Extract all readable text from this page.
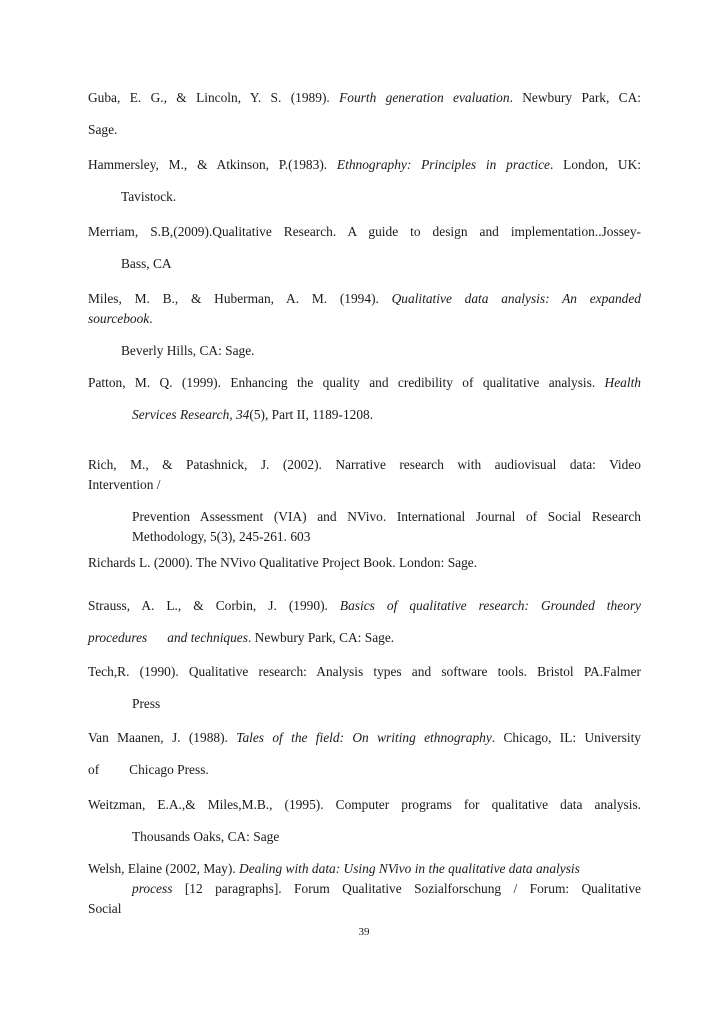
Guba, E. G., & Lincoln, Y. S. (1989). Fourth generation evaluation. Newbury Park, CA:
Sage.
Hammersley, M., & Atkinson, P.(1983). Ethnography: Principles in practice. London, UK:
Tavistock.
Merriam, S.B,(2009).Qualitative Research. A guide to design and implementation..Jossey-
Bass, CA
Miles, M. B., & Huberman, A. M. (1994). Qualitative data analysis: An expanded
sourcebook.
Beverly Hills, CA: Sage.
Patton, M. Q. (1999). Enhancing the quality and credibility of qualitative analysis. Health
Services Research, 34(5), Part II, 1189-1208.
Rich, M., & Patashnick, J. (2002). Narrative research with audiovisual data: Video
Intervention /
Prevention Assessment (VIA) and NVivo. International Journal of Social Research
Methodology, 5(3), 245-261. 603
Richards L. (2000). The NVivo Qualitative Project Book. London: Sage.
Strauss, A. L., & Corbin, J. (1990). Basics of qualitative research: Grounded theory
procedures and techniques. Newbury Park, CA: Sage.
Tech,R. (1990). Qualitative research: Analysis types and software tools. Bristol PA.Falmer
Press
Van Maanen, J. (1988). Tales of the field: On writing ethnography. Chicago, IL: University
of Chicago Press.
Weitzman, E.A.,& Miles,M.B., (1995). Computer programs for qualitative data analysis.
Thousands Oaks, CA: Sage
Welsh, Elaine (2002, May). Dealing with data: Using NVivo in the qualitative data analysis
process [12 paragraphs]. Forum Qualitative Sozialforschung / Forum: Qualitative
Social
39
=-=-=-=-=
Of all the lines in the entries, how many contain the word "Park"? Give only the number.

2